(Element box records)
+ + + + +

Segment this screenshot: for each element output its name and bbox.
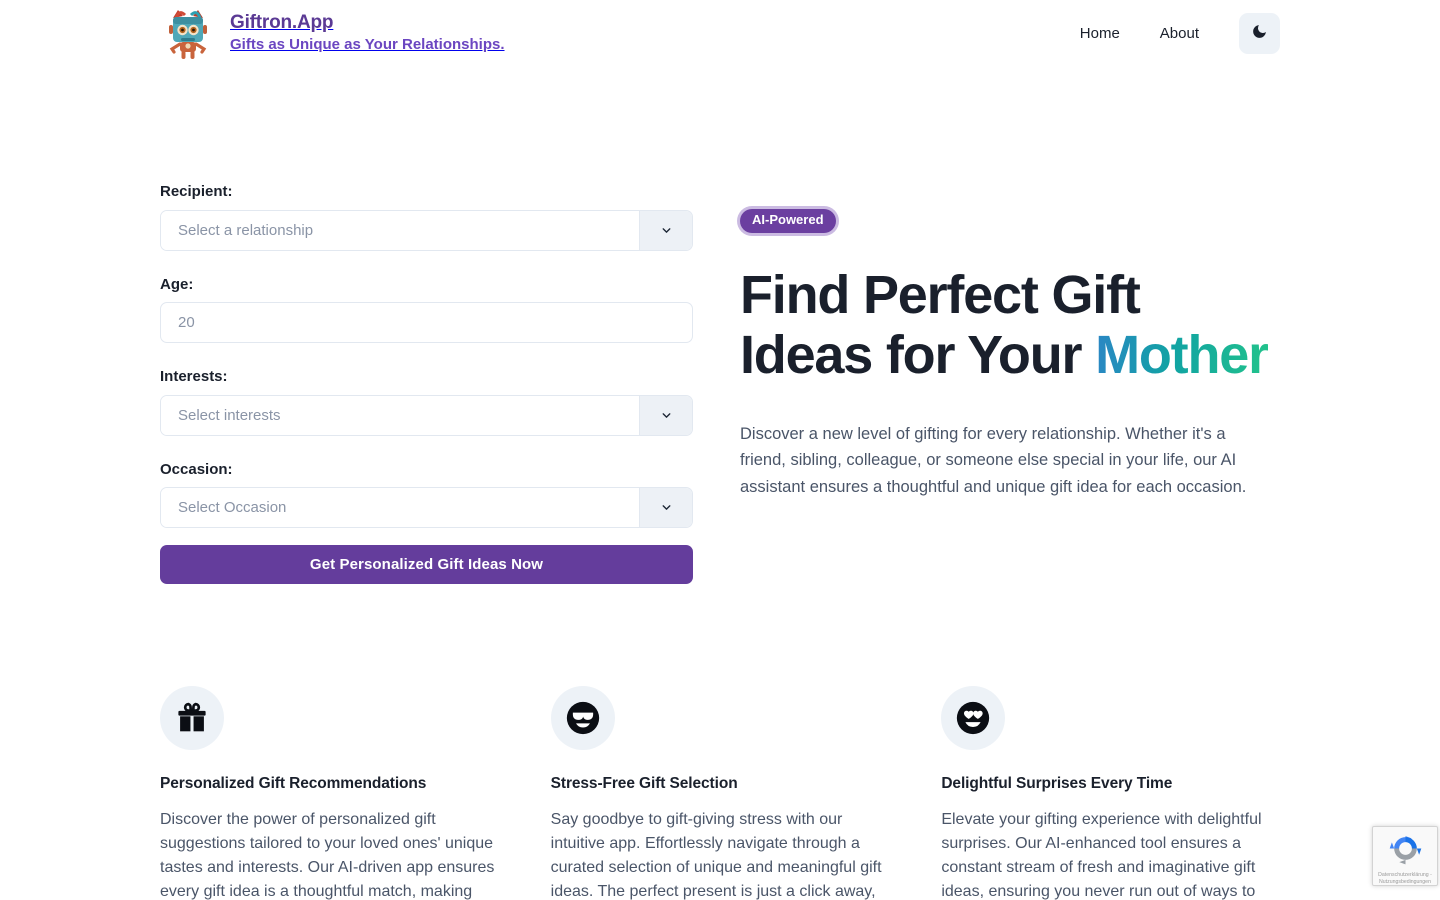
occasion-select[interactable]: Select Occasion <box>160 487 693 528</box>
interests-label: Interests: <box>160 368 228 385</box>
theme-toggle-button[interactable] <box>1239 12 1280 54</box>
recipient-label: Recipient: <box>160 183 233 200</box>
hero-grid: Recipient: Select a relationship Age: In… <box>160 66 1280 584</box>
sunglasses-smiley-icon <box>550 686 615 750</box>
nav-link-home[interactable]: Home <box>1060 18 1140 49</box>
feature-card: Stress-Free Gift Selection Say goodbye t… <box>550 686 890 900</box>
page-root: Giftron.App Gifts as Unique as Your Rela… <box>0 0 1440 900</box>
feature-description: Say goodbye to gift-giving stress with o… <box>550 811 882 900</box>
robot-mascot-logo-icon <box>160 5 216 61</box>
moon-icon <box>1251 23 1268 43</box>
interests-select-value: Select interests <box>161 395 639 435</box>
age-input[interactable] <box>160 302 693 343</box>
gift-box-icon <box>160 686 224 750</box>
ai-powered-badge: AI-Powered <box>740 209 836 233</box>
site-header: Giftron.App Gifts as Unique as Your Rela… <box>0 0 1440 66</box>
features-section: Personalized Gift Recommendations Discov… <box>0 686 1440 900</box>
recipient-select[interactable]: Select a relationship <box>160 209 693 251</box>
occasion-label: Occasion: <box>160 460 233 478</box>
interests-select[interactable]: Select interests <box>160 394 693 436</box>
feature-title: Personalized Gift Recommendations <box>160 775 427 792</box>
recaptcha-badge[interactable]: Datenschutzerklärung - Nutzungsbedingung… <box>1372 826 1438 886</box>
feature-title: Delightful Surprises Every Time <box>941 775 1173 792</box>
get-gift-ideas-button[interactable]: Get Personalized Gift Ideas Now <box>160 545 693 584</box>
feature-card: Delightful Surprises Every Time Elevate … <box>941 686 1280 900</box>
brand-title: Giftron.App <box>230 12 334 34</box>
heart-eyes-smiley-icon <box>941 686 1006 750</box>
main-content: Recipient: Select a relationship Age: In… <box>0 66 1440 584</box>
page-title: Find Perfect Gift Ideas for Your Mother <box>740 265 1280 385</box>
recipient-select-value: Select a relationship <box>161 210 639 250</box>
feature-card: Personalized Gift Recommendations Discov… <box>160 686 499 900</box>
recaptcha-legal-text[interactable]: Datenschutzerklärung - Nutzungsbedingung… <box>1374 872 1436 885</box>
chevron-down-icon[interactable] <box>639 395 692 435</box>
hero-title-main: Find Perfect Gift Ideas for Your <box>740 264 1141 385</box>
chevron-down-icon[interactable] <box>639 210 692 250</box>
brand-home-link[interactable]: Giftron.App Gifts as Unique as Your Rela… <box>160 5 505 61</box>
main-nav: Home About <box>1060 12 1280 54</box>
hero-description: Discover a new level of gifting for ever… <box>740 424 1247 496</box>
hero-title-accent: Mother <box>1095 324 1269 385</box>
hero-section: AI-Powered Find Perfect Gift Ideas for Y… <box>740 182 1280 500</box>
occasion-select-value: Select Occasion <box>161 488 639 527</box>
recaptcha-icon <box>1389 832 1422 870</box>
gift-finder-form: Recipient: Select a relationship Age: In… <box>160 182 694 584</box>
age-label: Age: <box>160 275 194 293</box>
feature-title: Stress-Free Gift Selection <box>550 775 738 792</box>
brand-tagline: Gifts as Unique as Your Relationships. <box>230 35 505 53</box>
feature-description: Discover the power of personalized gift … <box>160 811 495 900</box>
feature-description: Elevate your gifting experience with del… <box>941 811 1262 900</box>
brand-text: Giftron.App Gifts as Unique as Your Rela… <box>230 12 505 54</box>
nav-link-about[interactable]: About <box>1140 18 1219 49</box>
chevron-down-icon[interactable] <box>639 488 692 527</box>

+ + + + +

Problem to work on:
Update the records between the line holding "occasion-select[interactable]: Select Occasion" and the line holding "page-root: Giftron.App Gifts", inclusive, by changing "hero-grid" to "hero-layout" and leaving everything else as it is. Give back only those lines.

Response to this task:
occasion-select[interactable]: Select Occasion <box>160 487 693 528</box>
interests-label: Interests: <box>160 368 228 385</box>
theme-toggle-button[interactable] <box>1239 12 1280 54</box>
recipient-label: Recipient: <box>160 183 233 200</box>
hero-layout: Recipient: Select a relationship Age: In… <box>160 66 1280 584</box>
sunglasses-smiley-icon <box>550 686 615 750</box>
nav-link-home[interactable]: Home <box>1060 18 1140 49</box>
feature-card: Stress-Free Gift Selection Say goodbye t… <box>550 686 890 900</box>
page-root: Giftron.App Gifts as Unique as Your Rela… <box>0 0 1440 900</box>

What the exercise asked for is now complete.